§ **Your task**
Locate each line below that includes "text" and reproduce it.

§ **Material for this exercise**

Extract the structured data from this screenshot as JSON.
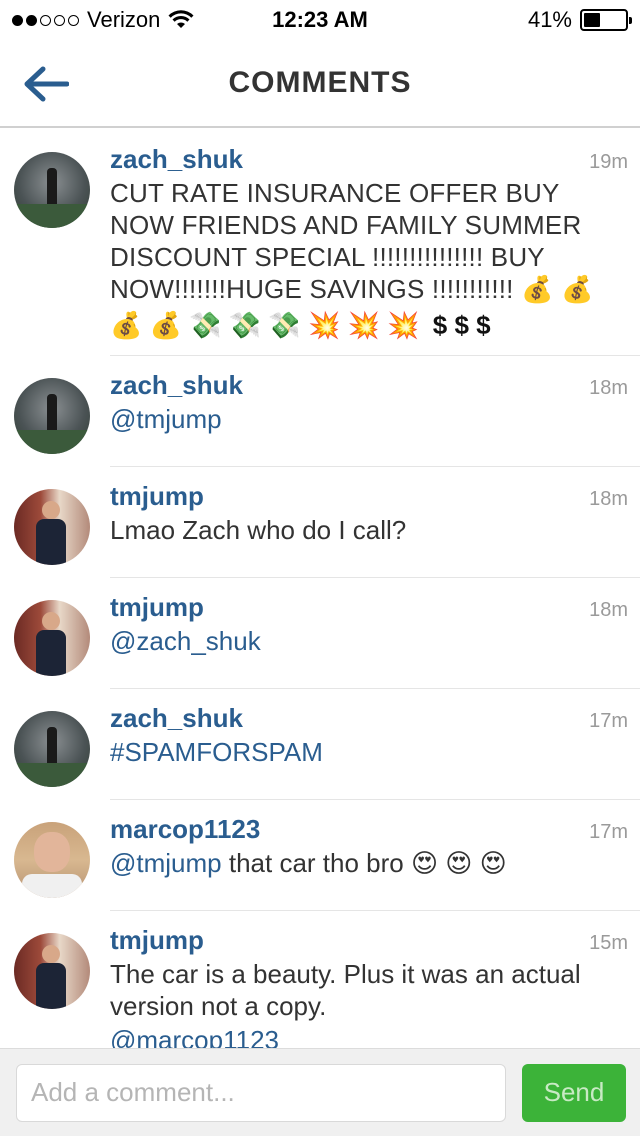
{
  "status_bar": {
    "carrier": "Verizon",
    "time": "12:23 AM",
    "battery_percent": "41%",
    "battery_level": 0.41,
    "signal_bars": 2,
    "signal_total": 5
  },
  "nav": {
    "title": "COMMENTS",
    "back_icon": "back-arrow-icon"
  },
  "comments": [
    {
      "username": "zach_shuk",
      "time": "19m",
      "text": "CUT RATE INSURANCE OFFER BUY NOW FRIENDS AND FAMILY SUMMER DISCOUNT SPECIAL !!!!!!!!!!!!!!! BUY NOW!!!!!!!HUGE SAVINGS !!!!!!!!!!! 💰 💰",
      "emoji_line": "💰 💰 💸 💸 💸 💥 💥 💥",
      "dollars": "$ $ $"
    },
    {
      "username": "zach_shuk",
      "time": "18m",
      "text": "@tmjump"
    },
    {
      "username": "tmjump",
      "time": "18m",
      "text": "Lmao Zach who do I call?"
    },
    {
      "username": "tmjump",
      "time": "18m",
      "text": "@zach_shuk"
    },
    {
      "username": "zach_shuk",
      "time": "17m",
      "text": "#SPAMFORSPAM"
    },
    {
      "username": "marcop1123",
      "time": "17m",
      "mention": "@tmjump",
      "text": " that car tho bro 😍 😍 😍"
    },
    {
      "username": "tmjump",
      "time": "15m",
      "text": "The car is a beauty.  Plus it was an actual version not a copy.",
      "mention": "@marcop1123"
    }
  ],
  "composer": {
    "placeholder": "Add a comment...",
    "send_label": "Send",
    "send_color": "#3cb339"
  }
}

§ **Written answer**
      "text": "CUT RATE INSURANCE OFFER BUY NOW FRIENDS AND FAMILY SUMMER DISCOUNT SPECIAL !!!!!!!!!!!!!!! BUY NOW!!!!!!!HUGE SAVINGS !!!!!!!!!!! 💰 💰",
      "text": "@tmjump"
      "text": "Lmao Zach who do I call?"
      "text": "@zach_shuk"
      "text": "#SPAMFORSPAM"
      "text": " that car tho bro 😍 😍 😍"
      "text": "The car is a beauty.  Plus it was an actual version not a copy.",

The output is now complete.